• **Stated goal**
Search the data below for "rotate"; list each line that holds it.

• **Extracted data**
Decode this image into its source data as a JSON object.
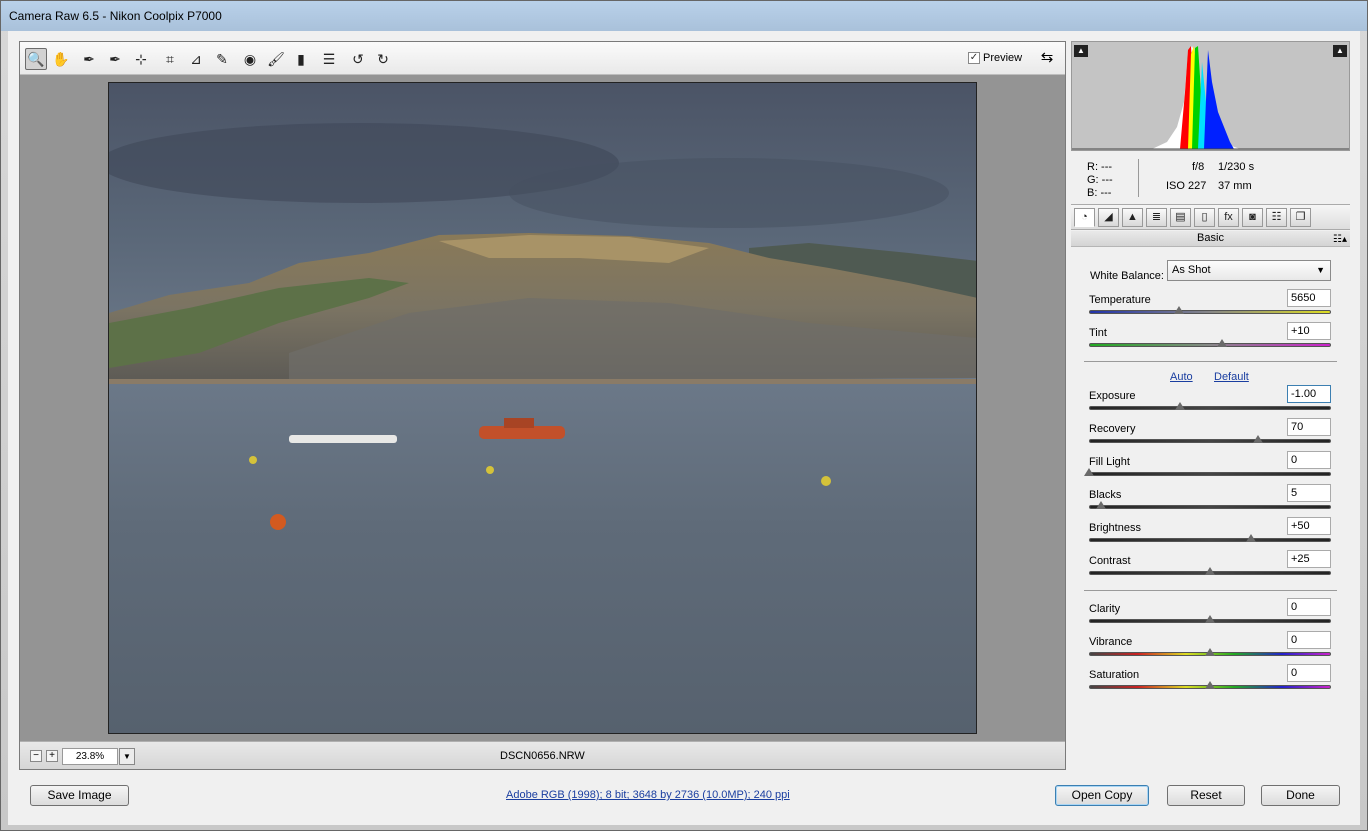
{
  "window": {
    "title": "Camera Raw 6.5  -  Nikon Coolpix P7000"
  },
  "toolbar": {
    "tools": [
      {
        "icon": "zoom-icon",
        "glyph": "🔍"
      },
      {
        "icon": "hand-icon",
        "glyph": "✋"
      },
      {
        "icon": "white-balance-icon",
        "glyph": "✒"
      },
      {
        "icon": "color-sampler-icon",
        "glyph": "✒"
      },
      {
        "icon": "targeted-adjustment-icon",
        "glyph": "⊹"
      },
      {
        "icon": "crop-icon",
        "glyph": "⌗"
      },
      {
        "icon": "straighten-icon",
        "glyph": "⊿"
      },
      {
        "icon": "spot-removal-icon",
        "glyph": "✎"
      },
      {
        "icon": "red-eye-icon",
        "glyph": "◉"
      },
      {
        "icon": "adjustment-brush-icon",
        "glyph": "🖌"
      },
      {
        "icon": "graduated-filter-icon",
        "glyph": "▮"
      },
      {
        "icon": "preferences-icon",
        "glyph": "☰"
      },
      {
        "icon": "rotate-left-icon",
        "glyph": "↺"
      },
      {
        "icon": "rotate-right-icon",
        "glyph": "↻"
      }
    ],
    "preview_label": "Preview",
    "preview_checked": true
  },
  "status": {
    "zoom": "23.8%",
    "filename": "DSCN0656.NRW"
  },
  "info": {
    "r": "R:  ---",
    "g": "G:  ---",
    "b": "B:  ---",
    "aperture": "f/8",
    "shutter": "1/230 s",
    "iso": "ISO 227",
    "focal": "37 mm"
  },
  "tabs": [
    {
      "icon": "basic-tab-icon",
      "glyph": "◔"
    },
    {
      "icon": "tone-curve-tab-icon",
      "glyph": "◢"
    },
    {
      "icon": "detail-tab-icon",
      "glyph": "▲"
    },
    {
      "icon": "hsl-tab-icon",
      "glyph": "≣"
    },
    {
      "icon": "split-toning-tab-icon",
      "glyph": "▤"
    },
    {
      "icon": "lens-corrections-tab-icon",
      "glyph": "▯"
    },
    {
      "icon": "effects-tab-icon",
      "glyph": "fx"
    },
    {
      "icon": "camera-calibration-tab-icon",
      "glyph": "◙"
    },
    {
      "icon": "presets-tab-icon",
      "glyph": "☷"
    },
    {
      "icon": "snapshots-tab-icon",
      "glyph": "❐"
    }
  ],
  "panel": {
    "title": "Basic",
    "white_balance_label": "White Balance:",
    "white_balance_value": "As Shot",
    "auto_label": "Auto",
    "default_label": "Default"
  },
  "sliders": [
    {
      "label": "Temperature",
      "value": "5650",
      "pos": 0.37,
      "track": "temp"
    },
    {
      "label": "Tint",
      "value": "+10",
      "pos": 0.55,
      "track": "tint"
    },
    {
      "label": "Exposure",
      "value": "-1.00",
      "pos": 0.375,
      "track": "gray",
      "focus": true
    },
    {
      "label": "Recovery",
      "value": "70",
      "pos": 0.7,
      "track": "gray"
    },
    {
      "label": "Fill Light",
      "value": "0",
      "pos": 0.0,
      "track": "gray"
    },
    {
      "label": "Blacks",
      "value": "5",
      "pos": 0.05,
      "track": "gray"
    },
    {
      "label": "Brightness",
      "value": "+50",
      "pos": 0.67,
      "track": "gray"
    },
    {
      "label": "Contrast",
      "value": "+25",
      "pos": 0.5,
      "track": "gray"
    },
    {
      "label": "Clarity",
      "value": "0",
      "pos": 0.5,
      "track": "gray"
    },
    {
      "label": "Vibrance",
      "value": "0",
      "pos": 0.5,
      "track": "rainbow"
    },
    {
      "label": "Saturation",
      "value": "0",
      "pos": 0.5,
      "track": "rainbow"
    }
  ],
  "bottom": {
    "save_label": "Save Image",
    "workflow_options": "Adobe RGB (1998); 8 bit; 3648 by 2736 (10.0MP); 240 ppi",
    "open_label": "Open Copy",
    "reset_label": "Reset",
    "done_label": "Done"
  }
}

• **Result of the task**
        "icon": "rotate-left-icon",
        "icon": "rotate-right-icon",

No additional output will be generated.